§ **To be done**
Reply with one number: how many lines contain the word "pour".

§ **Collection entries**
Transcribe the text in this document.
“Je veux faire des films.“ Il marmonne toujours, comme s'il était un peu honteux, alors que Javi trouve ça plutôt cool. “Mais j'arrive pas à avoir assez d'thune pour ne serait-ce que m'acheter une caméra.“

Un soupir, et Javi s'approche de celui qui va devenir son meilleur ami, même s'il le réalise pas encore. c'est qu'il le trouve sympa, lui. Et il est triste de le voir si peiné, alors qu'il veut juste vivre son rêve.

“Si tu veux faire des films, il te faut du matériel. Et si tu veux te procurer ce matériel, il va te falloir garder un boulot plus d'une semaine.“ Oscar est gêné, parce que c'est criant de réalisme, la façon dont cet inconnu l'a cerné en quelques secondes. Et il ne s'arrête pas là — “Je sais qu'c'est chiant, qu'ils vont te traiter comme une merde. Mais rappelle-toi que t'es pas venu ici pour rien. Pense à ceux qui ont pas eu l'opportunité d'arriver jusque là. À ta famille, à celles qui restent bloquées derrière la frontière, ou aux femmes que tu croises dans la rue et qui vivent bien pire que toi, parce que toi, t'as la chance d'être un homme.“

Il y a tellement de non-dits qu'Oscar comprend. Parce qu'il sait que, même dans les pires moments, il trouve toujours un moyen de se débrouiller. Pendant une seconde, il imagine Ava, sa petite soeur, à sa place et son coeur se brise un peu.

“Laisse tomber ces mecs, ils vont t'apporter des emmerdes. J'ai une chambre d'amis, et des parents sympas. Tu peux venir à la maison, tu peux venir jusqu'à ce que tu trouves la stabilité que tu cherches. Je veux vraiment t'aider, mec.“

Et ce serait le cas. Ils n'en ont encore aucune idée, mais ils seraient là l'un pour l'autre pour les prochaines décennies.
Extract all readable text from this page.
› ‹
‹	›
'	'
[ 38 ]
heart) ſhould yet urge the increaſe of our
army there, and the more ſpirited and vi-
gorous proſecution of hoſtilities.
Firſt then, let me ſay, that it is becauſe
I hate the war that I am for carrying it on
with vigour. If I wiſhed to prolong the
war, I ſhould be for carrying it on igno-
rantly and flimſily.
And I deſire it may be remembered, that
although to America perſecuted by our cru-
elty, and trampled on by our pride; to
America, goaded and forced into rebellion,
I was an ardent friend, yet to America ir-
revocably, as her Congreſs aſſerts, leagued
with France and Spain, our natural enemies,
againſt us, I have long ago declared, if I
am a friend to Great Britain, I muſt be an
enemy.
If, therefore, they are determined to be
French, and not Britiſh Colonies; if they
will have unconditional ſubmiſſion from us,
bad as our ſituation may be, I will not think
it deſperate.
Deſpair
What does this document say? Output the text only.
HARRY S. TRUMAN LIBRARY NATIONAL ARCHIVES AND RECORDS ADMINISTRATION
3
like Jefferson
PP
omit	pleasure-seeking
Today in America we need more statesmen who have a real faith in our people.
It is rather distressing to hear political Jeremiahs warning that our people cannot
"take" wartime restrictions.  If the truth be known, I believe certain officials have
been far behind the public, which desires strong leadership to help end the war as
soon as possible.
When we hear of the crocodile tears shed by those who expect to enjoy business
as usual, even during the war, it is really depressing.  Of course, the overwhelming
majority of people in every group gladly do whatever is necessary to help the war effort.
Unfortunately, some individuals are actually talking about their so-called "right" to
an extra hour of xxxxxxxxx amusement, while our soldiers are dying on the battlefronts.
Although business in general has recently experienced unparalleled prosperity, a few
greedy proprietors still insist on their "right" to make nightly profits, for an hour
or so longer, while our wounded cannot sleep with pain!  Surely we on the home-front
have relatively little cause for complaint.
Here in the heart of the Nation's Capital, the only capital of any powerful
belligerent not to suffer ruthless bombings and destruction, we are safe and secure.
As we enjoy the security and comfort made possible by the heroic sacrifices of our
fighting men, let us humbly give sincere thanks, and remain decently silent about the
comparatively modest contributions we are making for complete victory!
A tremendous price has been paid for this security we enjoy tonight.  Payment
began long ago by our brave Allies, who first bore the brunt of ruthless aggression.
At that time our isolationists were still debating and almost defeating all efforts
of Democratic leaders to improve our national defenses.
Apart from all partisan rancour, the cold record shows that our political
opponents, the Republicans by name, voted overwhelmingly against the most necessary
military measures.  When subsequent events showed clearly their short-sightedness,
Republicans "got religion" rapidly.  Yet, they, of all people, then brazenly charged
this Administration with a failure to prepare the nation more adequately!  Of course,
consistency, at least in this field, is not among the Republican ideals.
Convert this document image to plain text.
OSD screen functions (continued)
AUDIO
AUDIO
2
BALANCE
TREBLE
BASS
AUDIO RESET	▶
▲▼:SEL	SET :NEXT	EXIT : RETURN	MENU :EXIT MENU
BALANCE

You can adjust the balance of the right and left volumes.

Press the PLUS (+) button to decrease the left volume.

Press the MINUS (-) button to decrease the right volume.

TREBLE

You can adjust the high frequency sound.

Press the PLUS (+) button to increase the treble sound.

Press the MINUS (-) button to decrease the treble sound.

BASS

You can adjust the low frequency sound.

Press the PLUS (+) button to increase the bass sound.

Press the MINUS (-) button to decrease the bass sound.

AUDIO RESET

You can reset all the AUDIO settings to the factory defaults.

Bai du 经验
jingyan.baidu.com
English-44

§ **Exercise output**
3